(Work to do) List each line of the data that holds the word "Energy".

(Extracted data)
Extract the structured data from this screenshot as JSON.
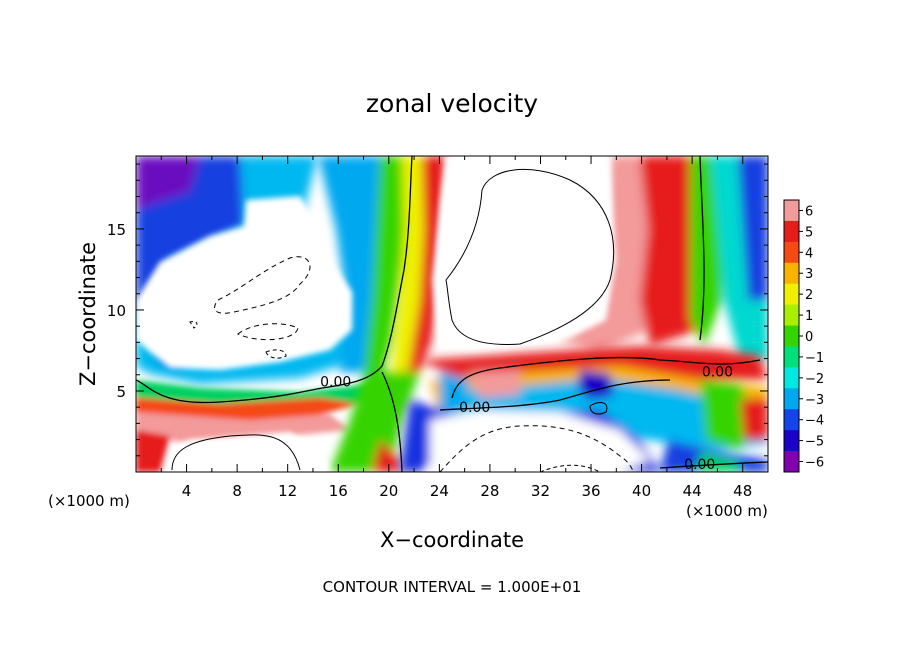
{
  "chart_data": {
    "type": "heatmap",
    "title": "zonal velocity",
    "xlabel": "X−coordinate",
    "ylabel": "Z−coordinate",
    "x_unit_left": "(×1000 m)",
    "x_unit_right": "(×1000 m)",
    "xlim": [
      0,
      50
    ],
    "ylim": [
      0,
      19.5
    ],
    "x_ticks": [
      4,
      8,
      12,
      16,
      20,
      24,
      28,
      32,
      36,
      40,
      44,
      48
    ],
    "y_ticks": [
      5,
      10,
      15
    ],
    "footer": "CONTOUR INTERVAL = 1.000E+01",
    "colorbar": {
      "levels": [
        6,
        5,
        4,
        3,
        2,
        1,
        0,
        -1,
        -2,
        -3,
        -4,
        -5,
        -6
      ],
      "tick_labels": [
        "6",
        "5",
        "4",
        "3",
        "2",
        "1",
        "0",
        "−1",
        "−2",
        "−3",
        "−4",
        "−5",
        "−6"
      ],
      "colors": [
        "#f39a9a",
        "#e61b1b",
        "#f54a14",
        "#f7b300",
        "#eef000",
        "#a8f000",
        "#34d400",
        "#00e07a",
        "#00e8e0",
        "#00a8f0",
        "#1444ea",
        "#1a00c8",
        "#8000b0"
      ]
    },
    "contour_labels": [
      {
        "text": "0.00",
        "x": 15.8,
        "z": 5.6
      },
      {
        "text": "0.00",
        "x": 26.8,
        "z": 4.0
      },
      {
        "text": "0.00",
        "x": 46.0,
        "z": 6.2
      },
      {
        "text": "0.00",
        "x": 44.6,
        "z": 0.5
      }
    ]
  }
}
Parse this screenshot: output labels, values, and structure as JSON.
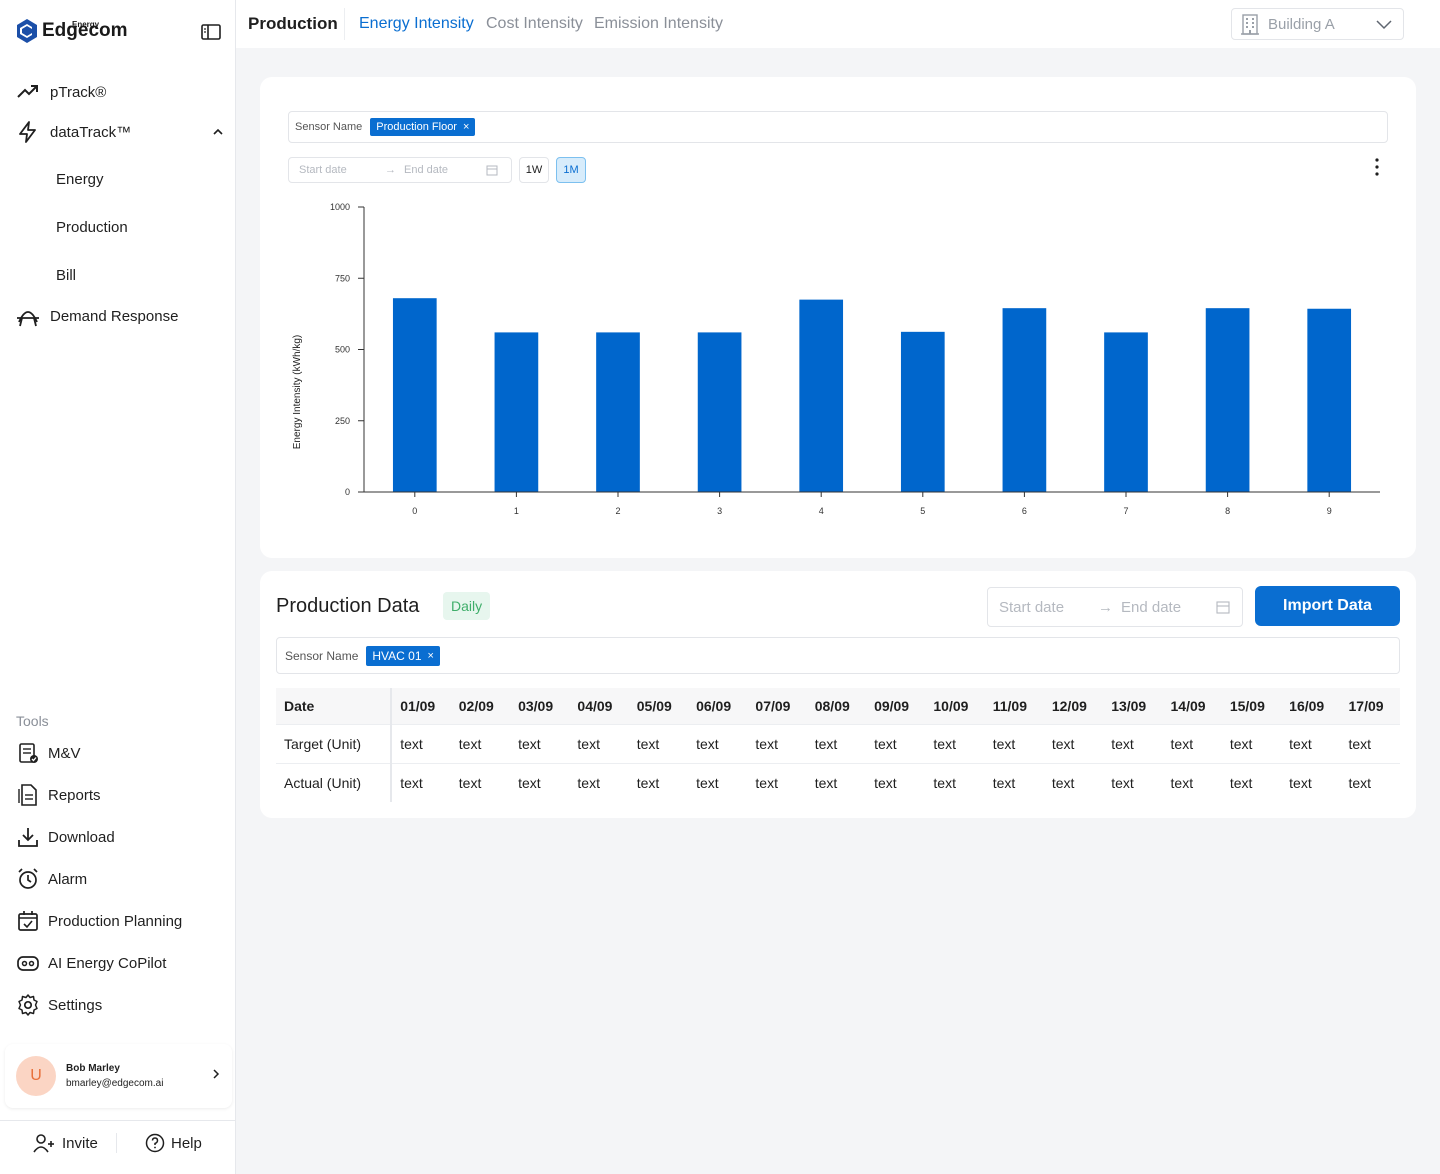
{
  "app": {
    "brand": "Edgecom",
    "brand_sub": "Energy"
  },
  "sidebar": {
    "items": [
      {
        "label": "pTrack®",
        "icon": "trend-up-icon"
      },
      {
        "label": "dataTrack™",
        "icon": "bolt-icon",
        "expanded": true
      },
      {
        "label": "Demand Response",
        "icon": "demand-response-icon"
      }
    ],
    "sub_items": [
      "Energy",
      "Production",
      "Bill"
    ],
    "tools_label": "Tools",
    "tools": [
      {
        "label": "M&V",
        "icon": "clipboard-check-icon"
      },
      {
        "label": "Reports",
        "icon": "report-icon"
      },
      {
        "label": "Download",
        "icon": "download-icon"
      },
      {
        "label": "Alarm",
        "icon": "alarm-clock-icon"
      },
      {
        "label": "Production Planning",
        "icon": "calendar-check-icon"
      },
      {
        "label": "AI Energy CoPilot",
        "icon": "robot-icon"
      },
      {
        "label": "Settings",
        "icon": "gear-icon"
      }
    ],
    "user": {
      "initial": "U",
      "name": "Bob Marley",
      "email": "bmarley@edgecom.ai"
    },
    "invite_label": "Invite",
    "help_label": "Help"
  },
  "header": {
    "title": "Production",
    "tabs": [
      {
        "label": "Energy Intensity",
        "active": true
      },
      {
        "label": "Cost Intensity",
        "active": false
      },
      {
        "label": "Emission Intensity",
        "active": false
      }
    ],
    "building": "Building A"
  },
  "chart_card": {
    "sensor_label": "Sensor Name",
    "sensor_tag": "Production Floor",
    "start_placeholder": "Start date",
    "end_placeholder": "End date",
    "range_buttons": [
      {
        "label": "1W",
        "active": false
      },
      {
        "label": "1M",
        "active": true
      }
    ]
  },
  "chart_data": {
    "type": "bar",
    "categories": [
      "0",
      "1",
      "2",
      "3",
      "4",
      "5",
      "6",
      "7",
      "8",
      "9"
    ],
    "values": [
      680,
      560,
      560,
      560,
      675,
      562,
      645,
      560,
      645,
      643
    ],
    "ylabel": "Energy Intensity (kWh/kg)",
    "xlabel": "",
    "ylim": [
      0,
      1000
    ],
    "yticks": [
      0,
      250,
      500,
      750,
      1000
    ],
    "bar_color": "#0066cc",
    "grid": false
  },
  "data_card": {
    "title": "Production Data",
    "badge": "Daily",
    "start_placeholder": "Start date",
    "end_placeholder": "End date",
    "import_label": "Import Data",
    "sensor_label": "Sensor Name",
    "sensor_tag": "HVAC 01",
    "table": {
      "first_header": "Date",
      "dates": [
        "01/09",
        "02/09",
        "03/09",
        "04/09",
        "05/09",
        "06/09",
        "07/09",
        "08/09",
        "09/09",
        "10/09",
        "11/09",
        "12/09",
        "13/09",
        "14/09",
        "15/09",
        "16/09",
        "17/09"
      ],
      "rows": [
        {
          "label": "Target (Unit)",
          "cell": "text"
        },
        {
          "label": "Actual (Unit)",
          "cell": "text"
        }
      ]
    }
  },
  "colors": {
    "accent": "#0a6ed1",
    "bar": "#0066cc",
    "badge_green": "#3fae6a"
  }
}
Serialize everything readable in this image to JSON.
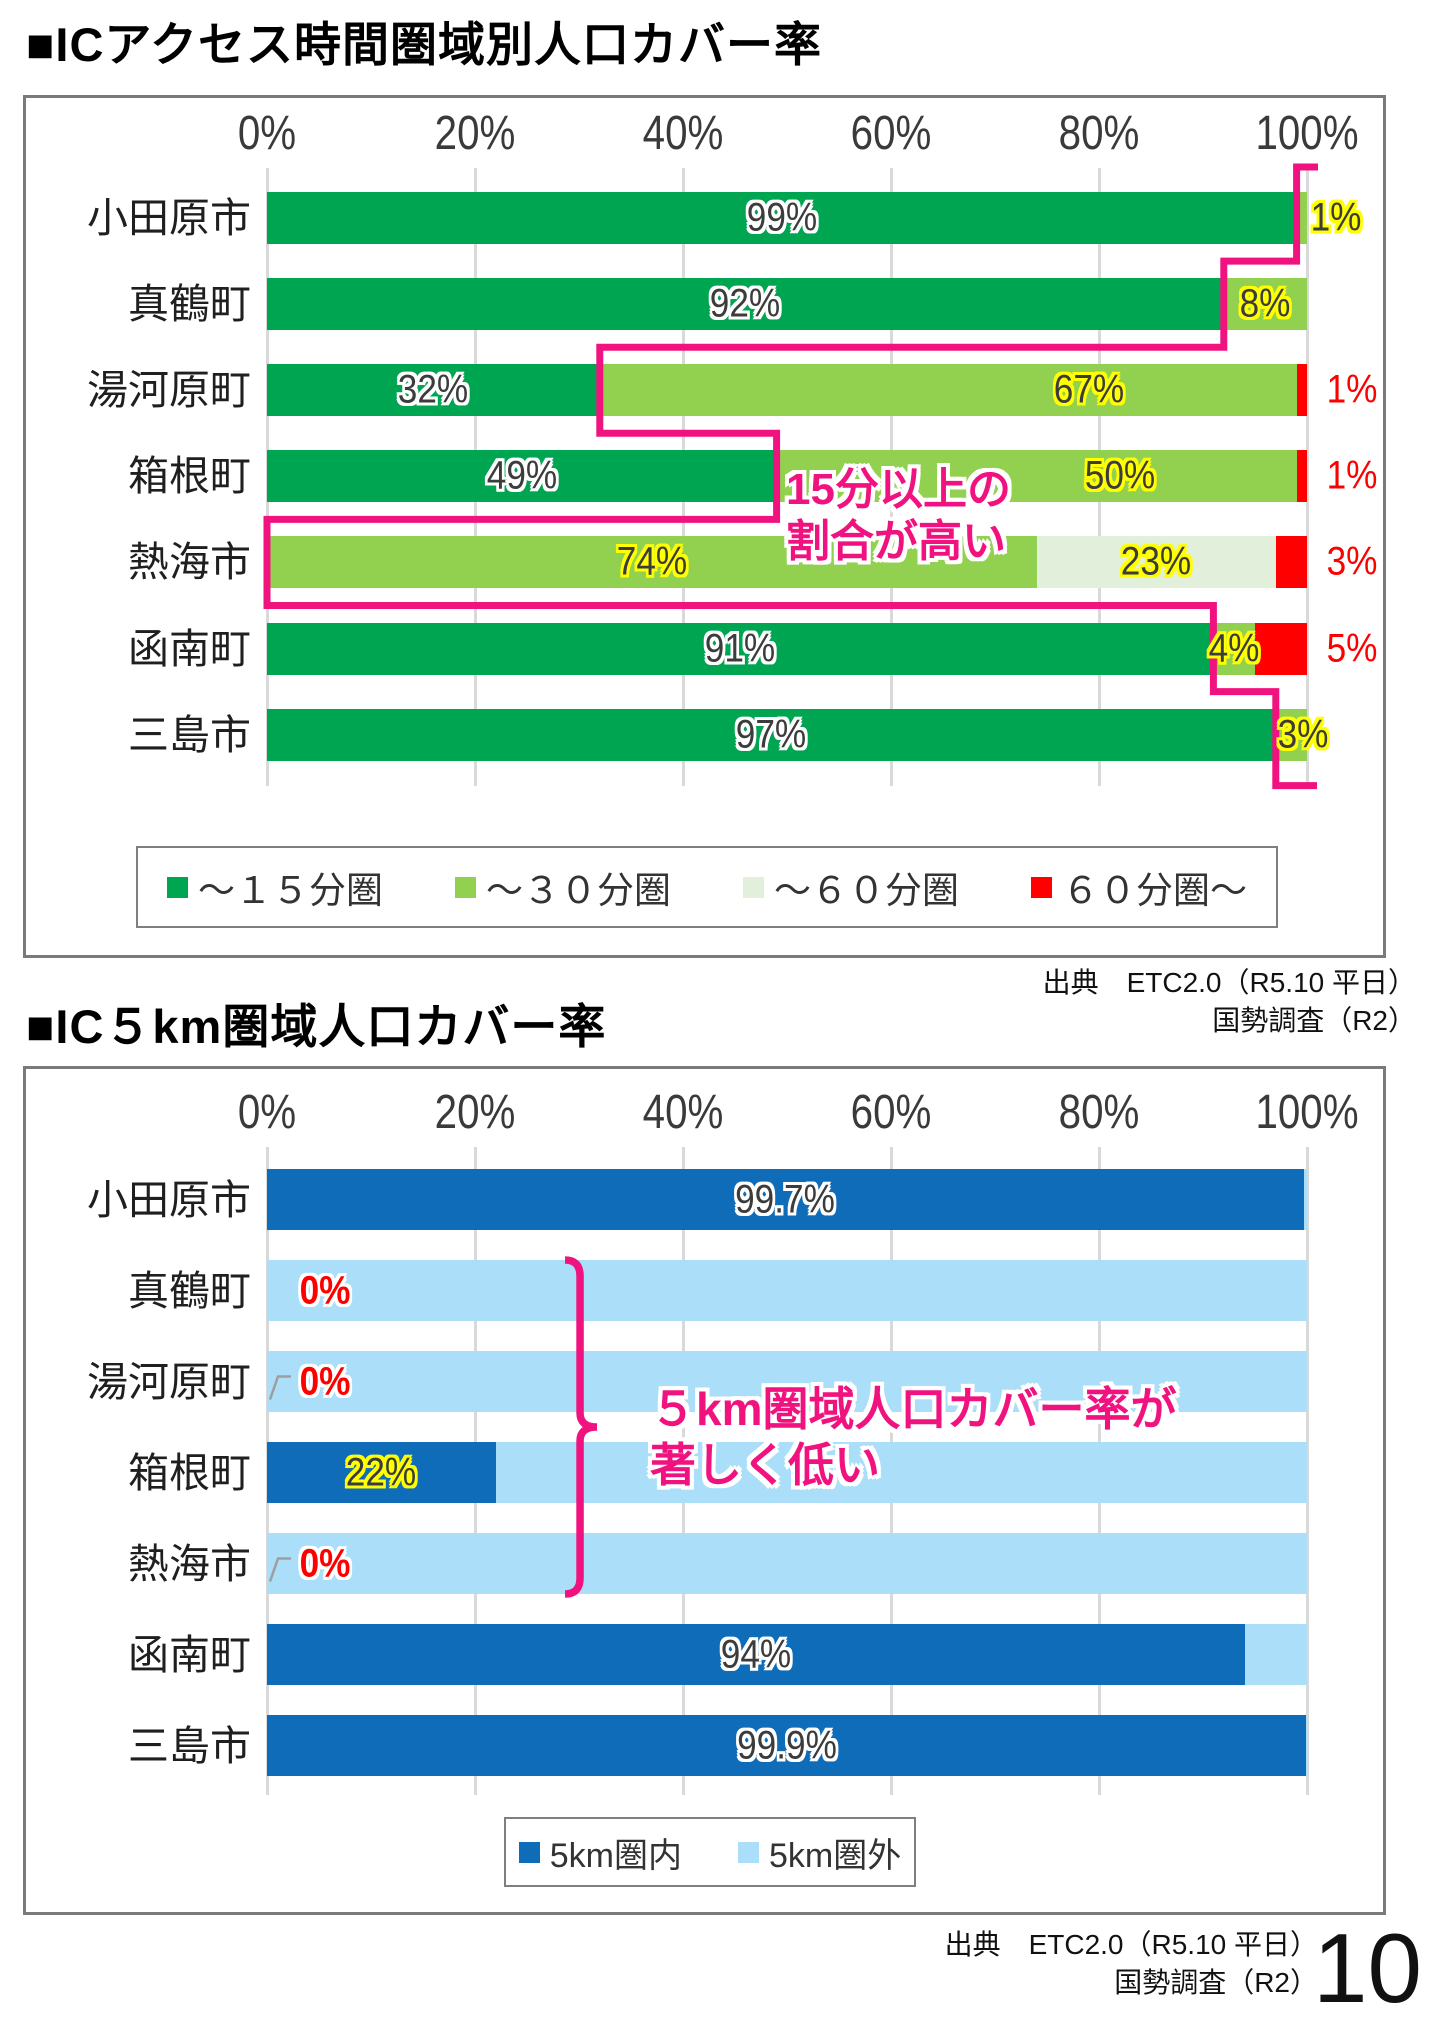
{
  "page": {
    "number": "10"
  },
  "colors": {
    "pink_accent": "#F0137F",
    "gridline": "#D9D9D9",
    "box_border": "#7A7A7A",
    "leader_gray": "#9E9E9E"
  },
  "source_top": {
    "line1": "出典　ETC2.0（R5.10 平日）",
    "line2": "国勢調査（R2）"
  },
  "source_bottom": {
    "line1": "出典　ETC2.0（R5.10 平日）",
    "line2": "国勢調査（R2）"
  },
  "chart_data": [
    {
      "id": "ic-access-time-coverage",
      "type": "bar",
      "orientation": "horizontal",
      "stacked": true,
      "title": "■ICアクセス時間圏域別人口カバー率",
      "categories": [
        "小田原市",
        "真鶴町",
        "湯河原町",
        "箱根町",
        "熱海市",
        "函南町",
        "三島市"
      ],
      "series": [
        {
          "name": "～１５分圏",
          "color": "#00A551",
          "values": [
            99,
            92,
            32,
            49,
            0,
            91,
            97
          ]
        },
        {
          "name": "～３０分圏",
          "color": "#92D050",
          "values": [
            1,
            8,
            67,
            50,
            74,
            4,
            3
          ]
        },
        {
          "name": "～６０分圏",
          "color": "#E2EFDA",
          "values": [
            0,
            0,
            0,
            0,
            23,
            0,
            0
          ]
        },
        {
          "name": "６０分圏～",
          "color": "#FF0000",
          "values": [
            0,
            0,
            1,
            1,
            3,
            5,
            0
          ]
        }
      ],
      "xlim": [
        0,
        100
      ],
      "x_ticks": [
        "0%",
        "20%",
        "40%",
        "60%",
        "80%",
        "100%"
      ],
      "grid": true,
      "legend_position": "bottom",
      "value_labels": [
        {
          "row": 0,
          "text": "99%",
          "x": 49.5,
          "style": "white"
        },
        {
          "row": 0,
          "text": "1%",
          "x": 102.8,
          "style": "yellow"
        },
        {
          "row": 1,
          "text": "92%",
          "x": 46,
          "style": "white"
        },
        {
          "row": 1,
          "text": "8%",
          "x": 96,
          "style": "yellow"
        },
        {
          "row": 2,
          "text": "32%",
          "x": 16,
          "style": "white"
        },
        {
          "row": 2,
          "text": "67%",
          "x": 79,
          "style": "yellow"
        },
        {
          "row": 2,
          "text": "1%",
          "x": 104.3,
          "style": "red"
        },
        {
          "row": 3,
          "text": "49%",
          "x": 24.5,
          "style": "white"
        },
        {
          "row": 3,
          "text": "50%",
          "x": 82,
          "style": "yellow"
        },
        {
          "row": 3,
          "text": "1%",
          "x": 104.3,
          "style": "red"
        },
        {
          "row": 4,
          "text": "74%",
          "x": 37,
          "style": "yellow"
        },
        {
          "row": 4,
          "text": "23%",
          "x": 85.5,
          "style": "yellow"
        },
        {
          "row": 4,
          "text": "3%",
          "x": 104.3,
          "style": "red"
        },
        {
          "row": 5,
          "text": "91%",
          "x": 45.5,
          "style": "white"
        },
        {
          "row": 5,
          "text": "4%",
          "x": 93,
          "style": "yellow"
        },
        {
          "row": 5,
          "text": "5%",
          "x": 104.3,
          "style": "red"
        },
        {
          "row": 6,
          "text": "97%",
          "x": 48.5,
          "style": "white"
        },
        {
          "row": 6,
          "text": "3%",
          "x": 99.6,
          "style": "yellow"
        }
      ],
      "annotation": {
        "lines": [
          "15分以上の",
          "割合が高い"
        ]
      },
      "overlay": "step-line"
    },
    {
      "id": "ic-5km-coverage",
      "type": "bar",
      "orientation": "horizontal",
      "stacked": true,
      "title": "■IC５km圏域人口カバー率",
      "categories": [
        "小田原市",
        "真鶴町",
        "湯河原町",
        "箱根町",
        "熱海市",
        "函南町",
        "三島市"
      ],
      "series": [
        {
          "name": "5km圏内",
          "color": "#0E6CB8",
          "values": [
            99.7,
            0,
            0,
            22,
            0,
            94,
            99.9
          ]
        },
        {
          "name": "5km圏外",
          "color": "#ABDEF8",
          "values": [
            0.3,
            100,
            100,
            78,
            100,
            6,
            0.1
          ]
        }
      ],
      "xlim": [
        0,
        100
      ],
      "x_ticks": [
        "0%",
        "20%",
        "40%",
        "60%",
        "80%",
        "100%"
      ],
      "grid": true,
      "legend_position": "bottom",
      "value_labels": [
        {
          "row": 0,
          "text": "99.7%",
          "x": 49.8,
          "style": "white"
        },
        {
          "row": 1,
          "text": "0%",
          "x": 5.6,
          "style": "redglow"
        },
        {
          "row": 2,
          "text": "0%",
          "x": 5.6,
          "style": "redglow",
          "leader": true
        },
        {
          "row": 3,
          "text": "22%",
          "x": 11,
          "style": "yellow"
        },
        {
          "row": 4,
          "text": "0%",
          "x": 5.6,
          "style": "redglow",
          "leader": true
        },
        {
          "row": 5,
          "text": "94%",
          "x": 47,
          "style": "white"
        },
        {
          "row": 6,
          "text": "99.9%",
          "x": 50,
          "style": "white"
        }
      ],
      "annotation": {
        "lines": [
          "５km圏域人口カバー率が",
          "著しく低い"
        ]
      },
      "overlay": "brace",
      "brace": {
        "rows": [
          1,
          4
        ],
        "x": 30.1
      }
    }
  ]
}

(Right answer)
    "brand_sub": "Energy"
      "Energy",
        "label": "AI Energy CoPilot",
        "label": "Energy Intensity",
    "ylabel": "Energy Intensity (kWh/kg)",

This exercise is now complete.